Every line of the material below must be repeated exactly.

• _STORED DATA_:
• • • • •
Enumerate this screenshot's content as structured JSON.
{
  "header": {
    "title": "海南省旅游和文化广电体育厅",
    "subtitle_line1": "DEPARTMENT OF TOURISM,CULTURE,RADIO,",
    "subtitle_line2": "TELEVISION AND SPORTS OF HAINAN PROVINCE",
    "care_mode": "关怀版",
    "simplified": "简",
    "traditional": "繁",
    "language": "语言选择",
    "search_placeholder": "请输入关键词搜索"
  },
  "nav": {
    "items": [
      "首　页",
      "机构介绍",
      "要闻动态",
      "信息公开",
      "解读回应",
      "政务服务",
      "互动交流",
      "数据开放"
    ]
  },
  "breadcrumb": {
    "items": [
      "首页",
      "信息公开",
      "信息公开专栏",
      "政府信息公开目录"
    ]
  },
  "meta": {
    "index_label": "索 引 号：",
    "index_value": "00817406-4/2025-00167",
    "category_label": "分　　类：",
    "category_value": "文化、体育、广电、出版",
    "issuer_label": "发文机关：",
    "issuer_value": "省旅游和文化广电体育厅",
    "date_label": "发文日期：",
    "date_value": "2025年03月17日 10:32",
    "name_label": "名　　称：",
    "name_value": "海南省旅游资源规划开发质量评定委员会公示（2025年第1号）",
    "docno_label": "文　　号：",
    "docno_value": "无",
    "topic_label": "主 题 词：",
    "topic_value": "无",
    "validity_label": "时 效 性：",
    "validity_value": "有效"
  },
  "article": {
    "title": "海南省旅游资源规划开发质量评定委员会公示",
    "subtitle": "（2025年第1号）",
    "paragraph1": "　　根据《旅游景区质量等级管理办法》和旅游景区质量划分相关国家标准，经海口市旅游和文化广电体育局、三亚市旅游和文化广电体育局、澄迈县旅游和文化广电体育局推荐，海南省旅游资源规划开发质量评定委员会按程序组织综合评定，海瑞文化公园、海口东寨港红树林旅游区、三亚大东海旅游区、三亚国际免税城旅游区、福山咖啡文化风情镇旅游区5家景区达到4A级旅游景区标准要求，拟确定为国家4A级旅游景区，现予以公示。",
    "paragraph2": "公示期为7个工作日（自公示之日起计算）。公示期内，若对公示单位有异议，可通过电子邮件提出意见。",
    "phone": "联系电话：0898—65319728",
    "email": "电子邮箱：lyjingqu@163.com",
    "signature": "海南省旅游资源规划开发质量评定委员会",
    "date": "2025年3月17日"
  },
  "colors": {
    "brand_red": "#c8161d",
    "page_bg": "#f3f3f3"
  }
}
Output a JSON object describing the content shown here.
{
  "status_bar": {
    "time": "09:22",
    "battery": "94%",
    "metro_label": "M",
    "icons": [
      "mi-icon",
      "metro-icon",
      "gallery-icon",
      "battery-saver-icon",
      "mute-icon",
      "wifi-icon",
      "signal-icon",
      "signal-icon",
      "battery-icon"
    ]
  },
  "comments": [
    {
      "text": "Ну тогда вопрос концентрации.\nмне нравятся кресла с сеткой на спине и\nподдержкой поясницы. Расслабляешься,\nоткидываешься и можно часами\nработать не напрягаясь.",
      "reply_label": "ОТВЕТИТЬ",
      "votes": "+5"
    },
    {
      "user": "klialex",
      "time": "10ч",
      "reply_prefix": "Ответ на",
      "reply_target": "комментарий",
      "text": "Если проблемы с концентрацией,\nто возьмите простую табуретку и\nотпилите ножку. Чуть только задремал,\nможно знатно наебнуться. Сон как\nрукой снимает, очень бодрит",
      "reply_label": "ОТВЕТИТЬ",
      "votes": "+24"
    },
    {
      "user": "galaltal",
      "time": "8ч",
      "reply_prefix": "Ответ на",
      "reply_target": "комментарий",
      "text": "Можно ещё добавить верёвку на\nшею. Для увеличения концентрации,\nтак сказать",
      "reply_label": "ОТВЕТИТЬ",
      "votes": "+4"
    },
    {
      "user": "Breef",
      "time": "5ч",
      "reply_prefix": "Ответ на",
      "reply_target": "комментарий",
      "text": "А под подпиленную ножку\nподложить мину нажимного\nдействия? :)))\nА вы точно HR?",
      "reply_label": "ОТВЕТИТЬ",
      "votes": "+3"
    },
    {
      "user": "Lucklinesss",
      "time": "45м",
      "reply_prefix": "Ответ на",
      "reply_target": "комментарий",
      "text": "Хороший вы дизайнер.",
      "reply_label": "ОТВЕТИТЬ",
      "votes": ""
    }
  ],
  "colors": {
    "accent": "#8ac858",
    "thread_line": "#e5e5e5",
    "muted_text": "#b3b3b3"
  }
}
• • • • •
• _COMPLETE ANSWER_:
Enumerate this screenshot's content as structured JSON.
{
  "header": {
    "title": "海南省旅游和文化广电体育厅",
    "subtitle_line1": "DEPARTMENT OF TOURISM,CULTURE,RADIO,",
    "subtitle_line2": "TELEVISION AND SPORTS OF HAINAN PROVINCE",
    "care_mode": "关怀版",
    "simplified": "简",
    "traditional": "繁",
    "language": "语言选择",
    "search_placeholder": "请输入关键词搜索"
  },
  "nav": {
    "items": [
      "首　页",
      "机构介绍",
      "要闻动态",
      "信息公开",
      "解读回应",
      "政务服务",
      "互动交流",
      "数据开放"
    ]
  },
  "breadcrumb": {
    "items": [
      "首页",
      "信息公开",
      "信息公开专栏",
      "政府信息公开目录"
    ]
  },
  "meta": {
    "index_label": "索 引 号：",
    "index_value": "00817406-4/2025-00167",
    "category_label": "分　　类：",
    "category_value": "文化、体育、广电、出版",
    "issuer_label": "发文机关：",
    "issuer_value": "省旅游和文化广电体育厅",
    "date_label": "发文日期：",
    "date_value": "2025年03月17日 10:32",
    "name_label": "名　　称：",
    "name_value": "海南省旅游资源规划开发质量评定委员会公示（2025年第1号）",
    "docno_label": "文　　号：",
    "docno_value": "无",
    "topic_label": "主 题 词：",
    "topic_value": "无",
    "validity_label": "时 效 性：",
    "validity_value": "有效"
  },
  "article": {
    "title": "海南省旅游资源规划开发质量评定委员会公示",
    "subtitle": "（2025年第1号）",
    "paragraph1": "　　根据《旅游景区质量等级管理办法》和旅游景区质量划分相关国家标准，经海口市旅游和文化广电体育局、三亚市旅游和文化广电体育局、澄迈县旅游和文化广电体育局推荐，海南省旅游资源规划开发质量评定委员会按程序组织综合评定，海瑞文化公园、海口东寨港红树林旅游区、三亚大东海旅游区、三亚国际免税城旅游区、福山咖啡文化风情镇旅游区5家景区达到4A级旅游景区标准要求，拟确定为国家4A级旅游景区，现予以公示。",
    "paragraph2": "公示期为7个工作日（自公示之日起计算）。公示期内，若对公示单位有异议，可通过电子邮件提出意见。",
    "phone": "联系电话：0898—65319728",
    "email": "电子邮箱：lyjingqu@163.com",
    "signature": "海南省旅游资源规划开发质量评定委员会",
    "date": "2025年3月17日"
  },
  "colors": {
    "brand_red": "#c8161d",
    "page_bg": "#f3f3f3"
  }
}
Output a JSON object describing the content shown here.
{
  "status_bar": {
    "time": "09:22",
    "battery": "94%",
    "metro_label": "M",
    "icons": [
      "mi-icon",
      "metro-icon",
      "gallery-icon",
      "battery-saver-icon",
      "mute-icon",
      "wifi-icon",
      "signal-icon",
      "signal-icon",
      "battery-icon"
    ]
  },
  "comments": [
    {
      "text": "Ну тогда вопрос концентрации.\nмне нравятся кресла с сеткой на спине и\nподдержкой поясницы. Расслабляешься,\nоткидываешься и можно часами\nработать не напрягаясь.",
      "reply_label": "ОТВЕТИТЬ",
      "votes": "+5"
    },
    {
      "user": "klialex",
      "time": "10ч",
      "reply_prefix": "Ответ на",
      "reply_target": "комментарий",
      "text": "Если проблемы с концентрацией,\nто возьмите простую табуретку и\nотпилите ножку. Чуть только задремал,\nможно знатно наебнуться. Сон как\nрукой снимает, очень бодрит",
      "reply_label": "ОТВЕТИТЬ",
      "votes": "+24"
    },
    {
      "user": "galaltal",
      "time": "8ч",
      "reply_prefix": "Ответ на",
      "reply_target": "комментарий",
      "text": "Можно ещё добавить верёвку на\nшею. Для увеличения концентрации,\nтак сказать",
      "reply_label": "ОТВЕТИТЬ",
      "votes": "+4"
    },
    {
      "user": "Breef",
      "time": "5ч",
      "reply_prefix": "Ответ на",
      "reply_target": "комментарий",
      "text": "А под подпиленную ножку\nподложить мину нажимного\nдействия? :)))\nА вы точно HR?",
      "reply_label": "ОТВЕТИТЬ",
      "votes": "+3"
    },
    {
      "user": "Lucklinesss",
      "time": "45м",
      "reply_prefix": "Ответ на",
      "reply_target": "комментарий",
      "text": "Хороший вы дизайнер.",
      "reply_label": "ОТВЕТИТЬ",
      "votes": ""
    }
  ],
  "colors": {
    "accent": "#8ac858",
    "thread_line": "#e5e5e5",
    "muted_text": "#b3b3b3"
  }
}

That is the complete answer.